Figure record extracts
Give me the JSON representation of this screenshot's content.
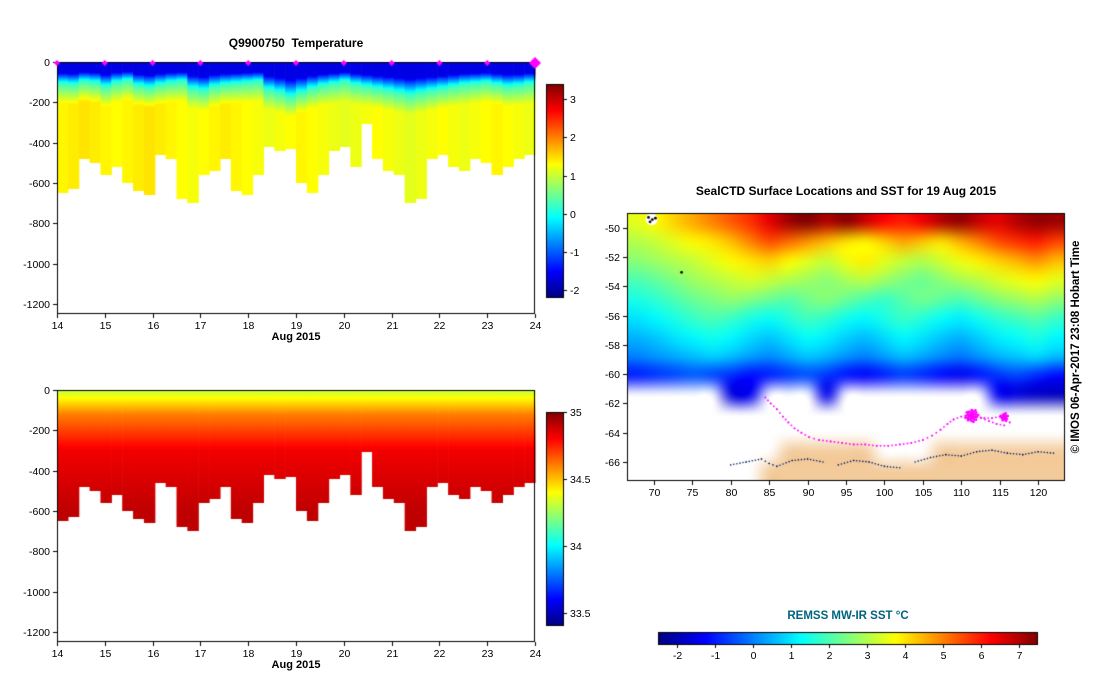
{
  "chart_data": [
    {
      "type": "heatmap",
      "id": "temperature_section",
      "title": "Q9900750  Temperature",
      "x_label": "Aug 2015",
      "x_range": [
        14,
        24
      ],
      "x_ticks": [
        14,
        15,
        16,
        17,
        18,
        19,
        20,
        21,
        22,
        23,
        24
      ],
      "y_ticks": [
        0,
        -200,
        -400,
        -600,
        -800,
        -1000,
        -1200
      ],
      "depth_max_m": 1250,
      "marker_color": "#ff00ff",
      "surface_marker_days": [
        14,
        15,
        16,
        17,
        18,
        19,
        20,
        21,
        22,
        23,
        24
      ],
      "profile": {
        "surface_temp_c": -1.65,
        "mixed_layer_base_temp_c": 0.2,
        "transition_thickness_m": 100
      },
      "bottom_depth_m": [
        -650,
        -630,
        -480,
        -500,
        -560,
        -520,
        -600,
        -640,
        -660,
        -460,
        -480,
        -680,
        -700,
        -560,
        -540,
        -480,
        -640,
        -660,
        -560,
        -420,
        -440,
        -430,
        -600,
        -650,
        -560,
        -440,
        -420,
        -520,
        -310,
        -480,
        -540,
        -560,
        -700,
        -680,
        -480,
        -460,
        -520,
        -540,
        -480,
        -500,
        -560,
        -520,
        -480,
        -460
      ],
      "mixed_layer_depth_m": [
        105,
        110,
        95,
        100,
        120,
        100,
        90,
        115,
        125,
        110,
        100,
        95,
        130,
        140,
        120,
        110,
        105,
        100,
        95,
        135,
        150,
        170,
        150,
        130,
        115,
        105,
        95,
        110,
        120,
        130,
        140,
        150,
        160,
        150,
        140,
        130,
        120,
        110,
        105,
        100,
        110,
        120,
        115,
        105
      ],
      "deep_temp_c": [
        1.35,
        1.4,
        1.45,
        1.4,
        1.35,
        1.3,
        1.35,
        1.4,
        1.45,
        1.4,
        1.35,
        1.3,
        1.25,
        1.3,
        1.35,
        1.4,
        1.35,
        1.3,
        1.25,
        1.2,
        1.25,
        1.3,
        1.35,
        1.3,
        1.25,
        1.2,
        1.15,
        1.2,
        1.25,
        1.3,
        1.25,
        1.2,
        1.15,
        1.2,
        1.25,
        1.3,
        1.25,
        1.2,
        1.25,
        1.3,
        1.35,
        1.3,
        1.25,
        1.2
      ],
      "colorbar": {
        "domain": [
          -2.2,
          3.4
        ],
        "ticks": [
          -2,
          -1,
          0,
          1,
          2,
          3
        ]
      }
    },
    {
      "type": "heatmap",
      "id": "salinity_section",
      "title": "",
      "x_label": "Aug 2015",
      "x_range": [
        14,
        24
      ],
      "x_ticks": [
        14,
        15,
        16,
        17,
        18,
        19,
        20,
        21,
        22,
        23,
        24
      ],
      "y_ticks": [
        0,
        -200,
        -400,
        -600,
        -800,
        -1000,
        -1200
      ],
      "depth_max_m": 1250,
      "profile_breakpoints": [
        [
          0,
          34.3
        ],
        [
          120,
          34.6
        ],
        [
          300,
          34.82
        ],
        [
          600,
          34.9
        ],
        [
          1250,
          34.9
        ]
      ],
      "bottom_depth_m": [
        -650,
        -630,
        -480,
        -500,
        -560,
        -520,
        -600,
        -640,
        -660,
        -460,
        -480,
        -680,
        -700,
        -560,
        -540,
        -480,
        -640,
        -660,
        -560,
        -420,
        -440,
        -430,
        -600,
        -650,
        -560,
        -440,
        -420,
        -520,
        -310,
        -480,
        -540,
        -560,
        -700,
        -680,
        -480,
        -460,
        -520,
        -540,
        -480,
        -500,
        -560,
        -520,
        -480,
        -460
      ],
      "colorbar": {
        "domain": [
          33.4,
          35.0
        ],
        "ticks": [
          33.5,
          34,
          34.5,
          35
        ]
      }
    },
    {
      "type": "map",
      "id": "sst_map",
      "title": "SealCTD Surface Locations and SST for 19 Aug 2015",
      "credit": "© IMOS 06-Apr-2017 23:08 Hobart Time",
      "lon_range": [
        66.5,
        123.5
      ],
      "lat_range": [
        -49.0,
        -67.3
      ],
      "lon_ticks": [
        70,
        75,
        80,
        85,
        90,
        95,
        100,
        105,
        110,
        115,
        120
      ],
      "lat_ticks": [
        -50,
        -52,
        -54,
        -56,
        -58,
        -60,
        -62,
        -64,
        -66
      ],
      "land_color": "#f3cb9b",
      "no_data_color": "#ffffff",
      "sst_grid": {
        "values": [
          [
            3.5,
            3.8,
            4.2,
            4.6,
            5.0,
            5.4,
            5.8,
            6.5,
            7.2,
            7.5,
            7.0,
            7.4,
            6.8,
            6.2,
            6.0,
            6.4,
            7.0,
            7.3,
            6.8,
            6.5,
            7.0,
            7.3,
            7.2
          ],
          [
            3.0,
            3.2,
            3.5,
            3.8,
            4.0,
            4.4,
            5.0,
            5.5,
            5.2,
            4.8,
            4.4,
            4.0,
            3.8,
            4.2,
            4.6,
            4.3,
            4.0,
            4.5,
            5.0,
            5.5,
            5.8,
            6.0,
            5.6
          ],
          [
            2.6,
            2.8,
            3.0,
            3.2,
            3.5,
            3.8,
            4.0,
            4.2,
            3.8,
            3.5,
            3.2,
            3.6,
            3.9,
            3.5,
            3.2,
            3.0,
            3.3,
            3.6,
            3.9,
            4.2,
            4.5,
            4.8,
            4.4
          ],
          [
            2.0,
            2.2,
            2.5,
            2.8,
            3.0,
            3.2,
            3.4,
            3.2,
            3.0,
            2.8,
            2.6,
            2.9,
            3.1,
            2.8,
            2.5,
            2.3,
            2.6,
            2.9,
            3.1,
            3.4,
            3.6,
            3.8,
            3.5
          ],
          [
            1.5,
            1.7,
            2.0,
            2.3,
            2.5,
            2.7,
            2.5,
            2.3,
            2.1,
            2.4,
            2.6,
            2.3,
            2.0,
            1.8,
            2.1,
            2.4,
            2.2,
            2.0,
            2.3,
            2.6,
            2.8,
            3.0,
            2.7
          ],
          [
            1.0,
            1.2,
            1.5,
            1.8,
            2.0,
            1.8,
            1.5,
            1.3,
            1.6,
            1.9,
            1.7,
            1.4,
            1.2,
            1.5,
            1.8,
            1.6,
            1.3,
            1.1,
            1.4,
            1.7,
            1.9,
            2.1,
            1.8
          ],
          [
            0.5,
            0.7,
            1.0,
            1.2,
            1.4,
            1.2,
            0.9,
            0.7,
            1.0,
            1.3,
            1.1,
            0.8,
            0.6,
            0.9,
            1.2,
            1.0,
            0.7,
            0.5,
            0.8,
            1.1,
            1.3,
            1.5,
            1.2
          ],
          [
            0.0,
            0.2,
            0.4,
            0.6,
            0.8,
            0.6,
            0.3,
            0.1,
            0.4,
            0.7,
            0.5,
            0.2,
            0.0,
            0.3,
            0.6,
            0.4,
            0.1,
            -0.1,
            0.2,
            0.5,
            0.7,
            0.9,
            0.6
          ],
          [
            -1.0,
            -0.8,
            -0.6,
            -0.4,
            -0.6,
            -0.9,
            -1.2,
            -1.0,
            -0.7,
            -0.5,
            -0.8,
            -1.1,
            -1.3,
            -1.0,
            -0.7,
            -0.9,
            -1.2,
            -1.4,
            -1.1,
            -0.8,
            -0.6,
            -0.9,
            -1.2
          ],
          [
            "w",
            "w",
            "w",
            "w",
            "w",
            -1.6,
            -1.4,
            "w",
            "w",
            "w",
            -1.5,
            "w",
            "w",
            "w",
            "w",
            "w",
            "w",
            "w",
            "w",
            -1.4,
            -1.6,
            -1.8,
            -1.9
          ],
          [
            "w",
            "w",
            "w",
            "w",
            "w",
            "w",
            "w",
            "w",
            "w",
            "w",
            "w",
            "w",
            "w",
            "w",
            "w",
            "w",
            "w",
            "w",
            "w",
            "w",
            "w",
            "w",
            "w"
          ],
          [
            "w",
            "w",
            "w",
            "w",
            "w",
            "w",
            "w",
            "w",
            "w",
            "w",
            "w",
            "w",
            "w",
            "w",
            "w",
            "w",
            "w",
            "w",
            "w",
            "w",
            "w",
            "w",
            "w"
          ],
          [
            "w",
            "w",
            "w",
            "w",
            "w",
            "w",
            "w",
            "w",
            "L",
            "L",
            "L",
            "L",
            "L",
            "w",
            "w",
            "w",
            "L",
            "L",
            "L",
            "L",
            "L",
            "L",
            "L"
          ],
          [
            "w",
            "w",
            "w",
            "w",
            "w",
            "w",
            "w",
            "L",
            "L",
            "L",
            "L",
            "L",
            "L",
            "L",
            "L",
            "L",
            "L",
            "L",
            "L",
            "L",
            "L",
            "L",
            "L"
          ]
        ]
      },
      "track": {
        "color": "#ff00ff",
        "points": [
          [
            84.5,
            -61.6
          ],
          [
            85.2,
            -62.0
          ],
          [
            86.0,
            -62.4
          ],
          [
            86.8,
            -62.9
          ],
          [
            87.5,
            -63.3
          ],
          [
            88.3,
            -63.7
          ],
          [
            89.2,
            -64.0
          ],
          [
            90.2,
            -64.3
          ],
          [
            91.5,
            -64.5
          ],
          [
            93.0,
            -64.6
          ],
          [
            94.5,
            -64.7
          ],
          [
            96.0,
            -64.8
          ],
          [
            97.5,
            -64.8
          ],
          [
            99.0,
            -64.9
          ],
          [
            100.5,
            -64.9
          ],
          [
            102.0,
            -64.8
          ],
          [
            103.5,
            -64.7
          ],
          [
            105.0,
            -64.5
          ],
          [
            106.2,
            -64.2
          ],
          [
            107.3,
            -63.8
          ],
          [
            108.2,
            -63.4
          ],
          [
            109.0,
            -63.1
          ],
          [
            110.0,
            -62.9
          ],
          [
            111.0,
            -62.8
          ],
          [
            112.0,
            -62.9
          ],
          [
            113.0,
            -63.0
          ],
          [
            114.0,
            -63.0
          ],
          [
            115.0,
            -62.9
          ],
          [
            115.8,
            -63.0
          ],
          [
            116.3,
            -63.3
          ],
          [
            115.6,
            -63.5
          ],
          [
            114.6,
            -63.4
          ],
          [
            113.6,
            -63.2
          ],
          [
            112.6,
            -63.0
          ],
          [
            111.8,
            -62.9
          ]
        ],
        "clusters": [
          {
            "center": [
              111.4,
              -62.85
            ],
            "radius_deg": 0.55,
            "count": 26
          },
          {
            "center": [
              115.6,
              -62.95
            ],
            "radius_deg": 0.35,
            "count": 12
          }
        ]
      },
      "coastlines": {
        "color": "#001a66",
        "lines": [
          [
            [
              80,
              -66.2
            ],
            [
              82,
              -66.0
            ],
            [
              84,
              -65.8
            ],
            [
              85,
              -66.1
            ],
            [
              86,
              -66.3
            ],
            [
              88,
              -65.9
            ],
            [
              90,
              -65.8
            ],
            [
              92,
              -66.0
            ]
          ],
          [
            [
              94,
              -66.2
            ],
            [
              96,
              -65.9
            ],
            [
              98,
              -66.0
            ],
            [
              100,
              -66.3
            ],
            [
              102,
              -66.4
            ]
          ],
          [
            [
              104,
              -66.0
            ],
            [
              106,
              -65.7
            ],
            [
              108,
              -65.5
            ],
            [
              110,
              -65.6
            ],
            [
              112,
              -65.3
            ],
            [
              114,
              -65.2
            ],
            [
              116,
              -65.4
            ],
            [
              118,
              -65.5
            ],
            [
              120,
              -65.3
            ],
            [
              122,
              -65.4
            ]
          ]
        ]
      },
      "islands": {
        "color": "#000000",
        "halo_center": [
          69.7,
          -49.42
        ],
        "points": [
          [
            69.3,
            -49.3
          ],
          [
            69.8,
            -49.45
          ],
          [
            70.2,
            -49.35
          ],
          [
            69.5,
            -49.6
          ],
          [
            73.6,
            -53.05
          ]
        ]
      },
      "colorbar": {
        "label": "REMSS MW-IR SST °C",
        "label_color": "#00647f",
        "domain": [
          -2.5,
          7.5
        ],
        "ticks": [
          -2,
          -1,
          0,
          1,
          2,
          3,
          4,
          5,
          6,
          7
        ]
      }
    }
  ]
}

▶ _TO DO_: Select and copy every line of the listing with the word "title".

▶ _WRITTEN ANSWER_:
      "title": "Q9900750  Temperature",
      "title": "",
      "title": "SealCTD Surface Locations and SST for 19 Aug 2015",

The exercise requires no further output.